::: Task material :::

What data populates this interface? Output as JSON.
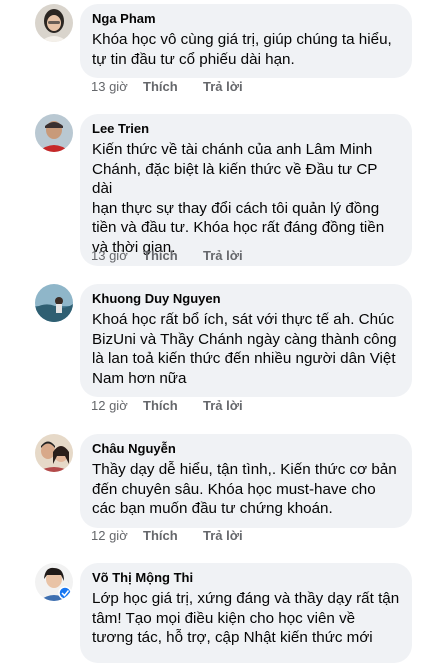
{
  "comments": [
    {
      "name": "Nga Pham",
      "text": "Khóa học vô cùng giá trị, giúp chúng ta hiểu,\ntự tin đầu tư cổ phiếu dài hạn.",
      "time": "13 giờ",
      "like": "Thích",
      "reply": "Trả lời"
    },
    {
      "name": "Lee Trien",
      "text": "Kiến thức về tài chánh của anh Lâm Minh\nChánh, đặc biệt là kiến thức về Đầu tư CP dài\nhạn thực sự thay đổi cách tôi quản lý đồng\ntiền và đầu tư. Khóa học rất đáng đồng tiền\nvà thời gian.",
      "time": "13 giờ",
      "like": "Thích",
      "reply": "Trả lời"
    },
    {
      "name": "Khuong Duy Nguyen",
      "text": "Khoá học rất bổ ích, sát với thực tế ah. Chúc\nBizUni và Thầy Chánh ngày càng thành công\nlà lan toả kiến thức đến nhiều người dân Việt\nNam hơn nữa",
      "time": "12 giờ",
      "like": "Thích",
      "reply": "Trả lời"
    },
    {
      "name": "Châu Nguyễn",
      "text": "Thầy dạy dễ hiểu, tận tình,. Kiến thức cơ bản\nđến chuyên sâu. Khóa học must-have cho\ncác bạn muốn đầu tư chứng khoán.",
      "time": "12 giờ",
      "like": "Thích",
      "reply": "Trả lời"
    },
    {
      "name": "Võ Thị Mộng Thi",
      "text": "Lớp học giá trị, xứng đáng và thầy dạy rất tận\ntâm! Tạo mọi điều kiện cho học viên về\ntương tác, hỗ trợ, cập Nhật kiến thức mới",
      "time": "",
      "like": "",
      "reply": ""
    }
  ]
}
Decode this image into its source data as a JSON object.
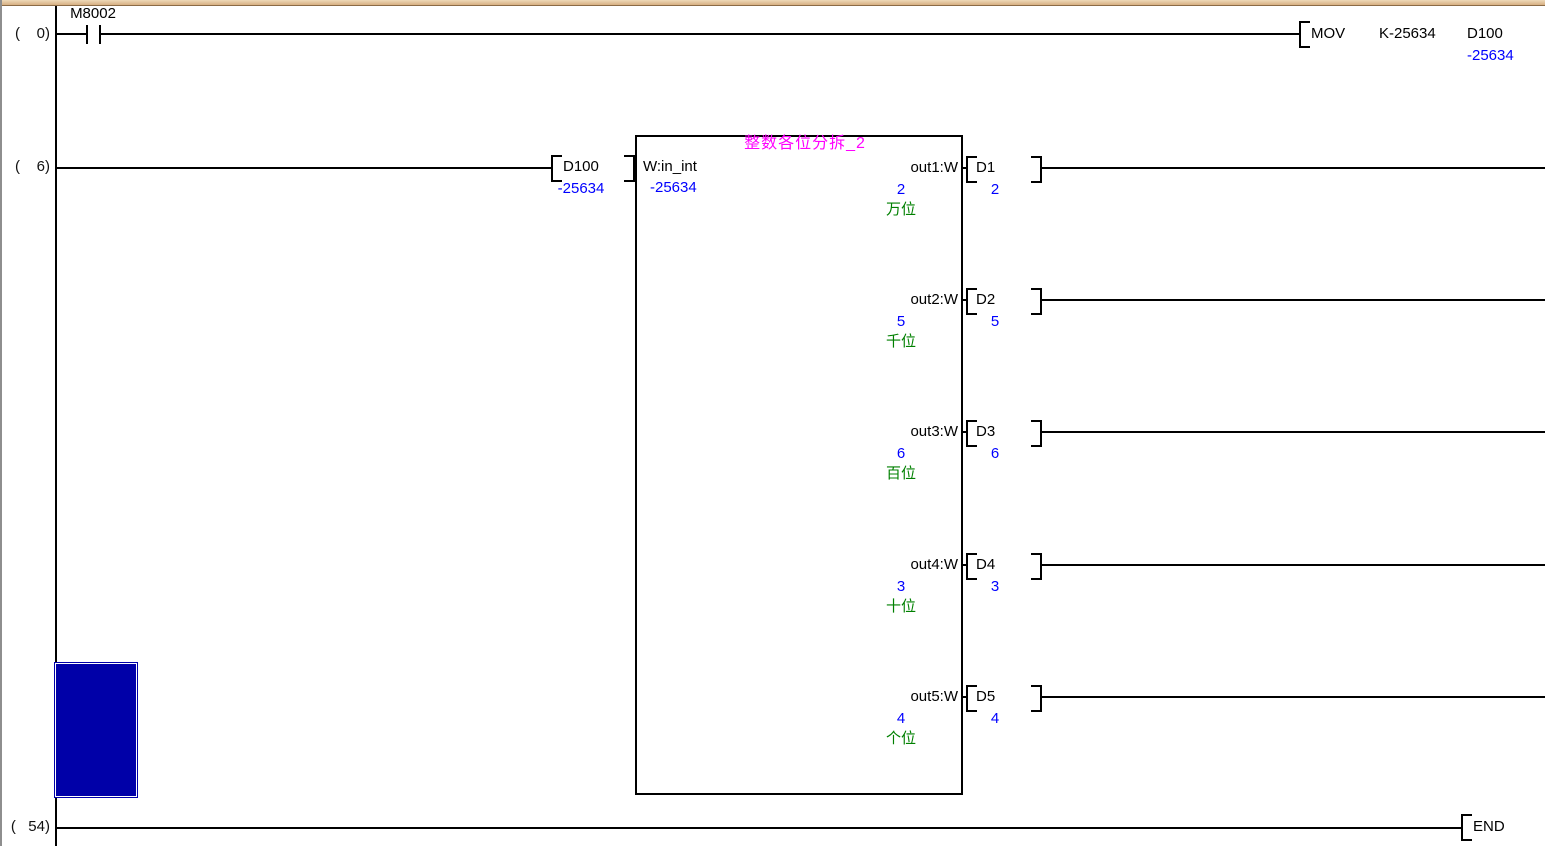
{
  "colors": {
    "wire": "#000000",
    "monitor_value_blue": "#0000ff",
    "comment_green": "#008000",
    "fb_title_magenta": "#ff00ff",
    "cursor_blue": "#0000a8",
    "top_border_tan": "#d7b083"
  },
  "rung0": {
    "step": "(    0)",
    "contact_label": "M8002",
    "instruction": {
      "mnemonic": "MOV",
      "operand1": "K-25634",
      "operand2": "D100",
      "operand2_value": "-25634"
    }
  },
  "rung6": {
    "step": "(    6)",
    "input_param": {
      "device": "D100",
      "value": "-25634"
    },
    "fb": {
      "title": "整数各位分拆_2",
      "input_label": "W:in_int",
      "input_value": "-25634",
      "outputs": [
        {
          "label": "out1:W",
          "value": "2",
          "comment": "万位",
          "device": "D1",
          "device_value": "2"
        },
        {
          "label": "out2:W",
          "value": "5",
          "comment": "千位",
          "device": "D2",
          "device_value": "5"
        },
        {
          "label": "out3:W",
          "value": "6",
          "comment": "百位",
          "device": "D3",
          "device_value": "6"
        },
        {
          "label": "out4:W",
          "value": "3",
          "comment": "十位",
          "device": "D4",
          "device_value": "3"
        },
        {
          "label": "out5:W",
          "value": "4",
          "comment": "个位",
          "device": "D5",
          "device_value": "4"
        }
      ]
    }
  },
  "rung54": {
    "step": "(   54)",
    "instruction": "END"
  }
}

:::

• _Aim_
Among the records above, how many lines carry the string "data"? Reply with the number alone.

• _Final result_
2